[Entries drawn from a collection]
========

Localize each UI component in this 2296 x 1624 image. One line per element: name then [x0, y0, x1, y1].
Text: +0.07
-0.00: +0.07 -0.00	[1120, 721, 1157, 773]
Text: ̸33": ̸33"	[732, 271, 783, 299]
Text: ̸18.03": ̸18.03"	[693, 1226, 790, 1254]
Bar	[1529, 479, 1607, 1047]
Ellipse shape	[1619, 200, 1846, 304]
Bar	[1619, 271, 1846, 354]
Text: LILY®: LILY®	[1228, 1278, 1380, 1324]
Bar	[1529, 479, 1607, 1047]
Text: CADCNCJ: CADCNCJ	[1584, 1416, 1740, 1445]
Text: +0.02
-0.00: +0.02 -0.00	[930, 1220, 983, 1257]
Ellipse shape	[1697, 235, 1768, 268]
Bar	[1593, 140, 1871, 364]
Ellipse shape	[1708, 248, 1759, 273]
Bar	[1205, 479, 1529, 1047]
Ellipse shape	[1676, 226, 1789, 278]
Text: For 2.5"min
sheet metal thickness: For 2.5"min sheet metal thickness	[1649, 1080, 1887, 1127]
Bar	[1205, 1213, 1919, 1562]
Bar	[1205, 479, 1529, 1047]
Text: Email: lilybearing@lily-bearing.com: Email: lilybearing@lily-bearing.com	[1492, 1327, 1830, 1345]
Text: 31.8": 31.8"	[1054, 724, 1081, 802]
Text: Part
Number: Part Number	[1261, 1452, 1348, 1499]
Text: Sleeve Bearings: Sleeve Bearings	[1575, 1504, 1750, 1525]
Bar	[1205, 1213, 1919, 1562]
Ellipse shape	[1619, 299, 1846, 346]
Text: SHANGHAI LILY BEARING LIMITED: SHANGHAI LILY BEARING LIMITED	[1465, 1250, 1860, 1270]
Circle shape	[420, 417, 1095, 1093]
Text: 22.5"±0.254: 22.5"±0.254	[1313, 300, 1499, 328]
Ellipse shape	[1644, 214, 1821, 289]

========

• **Short problem**
Could you express every line of these entries as a numbered list, omitting any blank lines?

• **In response**
1. Localize each UI component in this 2296 x 1624 image. One line per element: name then [x0, y0, x1, y1].
2. Text: +0.07
3. -0.00: +0.07 -0.00	[1120, 721, 1157, 773]
4. Text: ̸33": ̸33"	[732, 271, 783, 299]
5. Text: ̸18.03": ̸18.03"	[693, 1226, 790, 1254]
6. Bar	[1529, 479, 1607, 1047]
7. Ellipse shape	[1619, 200, 1846, 304]
8. Bar	[1619, 271, 1846, 354]
9. Text: LILY®: LILY®	[1228, 1278, 1380, 1324]
10. Bar	[1529, 479, 1607, 1047]
11. Text: CADCNCJ: CADCNCJ	[1584, 1416, 1740, 1445]
12. Text: +0.02
13. -0.00: +0.02 -0.00	[930, 1220, 983, 1257]
14. Ellipse shape	[1697, 235, 1768, 268]
15. Bar	[1593, 140, 1871, 364]
16. Ellipse shape	[1708, 248, 1759, 273]
17. Bar	[1205, 479, 1529, 1047]
18. Ellipse shape	[1676, 226, 1789, 278]
19. Text: For 2.5"min
20. sheet metal thickness: For 2.5"min sheet metal thickness	[1649, 1080, 1887, 1127]
21. Bar	[1205, 1213, 1919, 1562]
22. Bar	[1205, 479, 1529, 1047]
23. Text: Email: lilybearing@lily-bearing.com: Email: lilybearing@lily-bearing.com	[1492, 1327, 1830, 1345]
24. Text: 31.8": 31.8"	[1054, 724, 1081, 802]
25. Text: Part
26. Number: Part Number	[1261, 1452, 1348, 1499]
27. Text: Sleeve Bearings: Sleeve Bearings	[1575, 1504, 1750, 1525]
28. Bar	[1205, 1213, 1919, 1562]
29. Ellipse shape	[1619, 299, 1846, 346]
30. Text: SHANGHAI LILY BEARING LIMITED: SHANGHAI LILY BEARING LIMITED	[1465, 1250, 1860, 1270]
31. Circle shape	[420, 417, 1095, 1093]
32. Text: 22.5"±0.254: 22.5"±0.254	[1313, 300, 1499, 328]
33. Ellipse shape	[1644, 214, 1821, 289]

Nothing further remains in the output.